* _Document segment_:
Note that the time differences are in seconds. That was a choice made by R. To coerce minutes, we have to “manually” get pairwise differences between the vector of times without the first element and without the second element:

D.mins <- difftime(DateTime[-1], DateTime[-length(DateTime)], units="mins")
        
hist(-as.numeric(D.mins), breaks=100, col="grey", bor="darkgrey", freq=FALSE)
curve(dexp(x, -1/mean(as.numeric(D.mins))), add=TRUE, n=10000, lwd=2, col=2)

mean(D.mins)

## Time difference of -4.728065 mins

sd(D.mins)

## [1] 5.129513

We need to use the as.numeric because the time difference class does not play well with many of R’s other function.

Part I: Central Limit Theorem

Sample any random variable a bunch (“k”) of times:

k <- 10000
X <- runif(k)

Sum it several (“n”) of times

n <- 10
Y <- rep(0, k)
for(i in 1:n) Y <- Y + runif(k)

Plot the histogram and qqplot:

par(mfrow=c(1,2))
hist(Y, col="grey")
qqnorm(Y)

Summary statistics:

c(mean(Y), var(Y))

## [1] 5.0048671 0.8240065

Compare to theoretical prediction

c(n * 0.5, n * 1/12)

## [1] 5.0000000 0.8333333

EXERCISE 1: A CLT Function

Write a function that sums random draws from the standard uniform distribution, sums them “n” times, and plots the histogram and qqnorm plot.

Note that we can pass a function as an argument in R:

CLT <- function(FUN, n, k=1000){
    Y <- rep(0,k)
    for(i in 1:n)   Y <- Y + FUN(k)
    hist(Y, col="grey")
    qqnorm(Y); qqline(Y, col=2)
}
par(mfrow=c(2,4))       
CLT(runif,1)
CLT(runif,2)
CLT(runif,5)
CLT(runif,10)

It works for other functions as well:

par(mfrow=c(3,4))
        CLT(rexp,1)
        CLT(rexp,2)
        CLT(rexp,4)
        CLT(rexp,10)    
        CLT(rexp,100)
        CLT(rnorm,10)

EXERCISE 2: Normal approximation

Modify this function so that it also draws the normal approximation to the distribution of the sums.

Note that this function falls apart quickly when we need more parameters!

CLT(rgeom,10)

## Error in FUN(k): argument "prob" is missing, with no default

CLT(rgamma,10)

## Error in FUN(k): argument "shape" is missing, with no default

CLT(rbinom,10)

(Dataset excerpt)
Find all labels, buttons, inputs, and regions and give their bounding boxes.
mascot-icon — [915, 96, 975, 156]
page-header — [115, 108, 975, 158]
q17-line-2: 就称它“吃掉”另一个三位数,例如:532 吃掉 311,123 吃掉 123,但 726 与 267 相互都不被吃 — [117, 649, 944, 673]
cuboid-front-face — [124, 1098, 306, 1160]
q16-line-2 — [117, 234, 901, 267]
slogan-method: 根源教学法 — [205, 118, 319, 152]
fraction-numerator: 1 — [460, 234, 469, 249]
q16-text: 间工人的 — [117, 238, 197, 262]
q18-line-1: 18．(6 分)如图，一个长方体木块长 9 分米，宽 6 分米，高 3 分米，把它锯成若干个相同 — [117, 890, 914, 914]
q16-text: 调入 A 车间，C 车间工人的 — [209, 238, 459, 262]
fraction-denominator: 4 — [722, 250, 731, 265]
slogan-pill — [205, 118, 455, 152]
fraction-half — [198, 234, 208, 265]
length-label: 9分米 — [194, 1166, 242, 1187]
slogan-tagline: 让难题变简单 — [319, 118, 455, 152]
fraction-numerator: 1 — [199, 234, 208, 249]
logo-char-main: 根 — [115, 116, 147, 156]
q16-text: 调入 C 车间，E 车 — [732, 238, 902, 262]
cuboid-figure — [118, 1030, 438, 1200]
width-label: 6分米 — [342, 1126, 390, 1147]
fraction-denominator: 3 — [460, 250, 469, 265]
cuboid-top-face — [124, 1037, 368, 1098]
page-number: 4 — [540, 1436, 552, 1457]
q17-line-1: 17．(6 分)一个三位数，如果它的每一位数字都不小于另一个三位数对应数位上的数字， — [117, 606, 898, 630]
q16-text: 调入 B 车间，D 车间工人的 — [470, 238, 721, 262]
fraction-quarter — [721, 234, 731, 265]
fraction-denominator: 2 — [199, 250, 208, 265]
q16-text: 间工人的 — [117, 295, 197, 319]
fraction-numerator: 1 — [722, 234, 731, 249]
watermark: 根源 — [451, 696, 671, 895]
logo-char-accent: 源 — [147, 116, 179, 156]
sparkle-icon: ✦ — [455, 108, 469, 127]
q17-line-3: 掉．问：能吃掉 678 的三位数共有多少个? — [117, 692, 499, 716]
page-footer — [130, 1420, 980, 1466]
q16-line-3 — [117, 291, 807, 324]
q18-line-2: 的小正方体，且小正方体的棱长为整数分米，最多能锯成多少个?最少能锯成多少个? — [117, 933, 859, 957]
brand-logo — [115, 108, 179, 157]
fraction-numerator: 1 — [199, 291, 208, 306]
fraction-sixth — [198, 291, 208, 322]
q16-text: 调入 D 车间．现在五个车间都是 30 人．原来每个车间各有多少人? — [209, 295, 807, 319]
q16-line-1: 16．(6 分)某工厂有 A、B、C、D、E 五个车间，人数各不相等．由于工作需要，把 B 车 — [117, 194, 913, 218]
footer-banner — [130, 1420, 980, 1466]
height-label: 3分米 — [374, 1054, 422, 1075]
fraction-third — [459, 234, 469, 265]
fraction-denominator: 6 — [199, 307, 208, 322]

* _Set exercise A_:
What reason does the R tutorial give for using as.numeric on the time differences?
* _Set exercise B_:
From the R tutorial, return the part that opens with the words containing "CLT(rexp,1)" and closes with "of the sums.".

* _Exercise response A_:
The time difference class does not play well with many of R's other functions.

* _Exercise response B_:
CLT(rexp,1)
        CLT(rexp,2)
        CLT(rexp,4)
        CLT(rexp,10)    
        CLT(rexp,100)
        CLT(rnorm,10)

EXERCISE 2: Normal approximation

Modify this function so that it also draws the normal approximation to the distribution of the sums.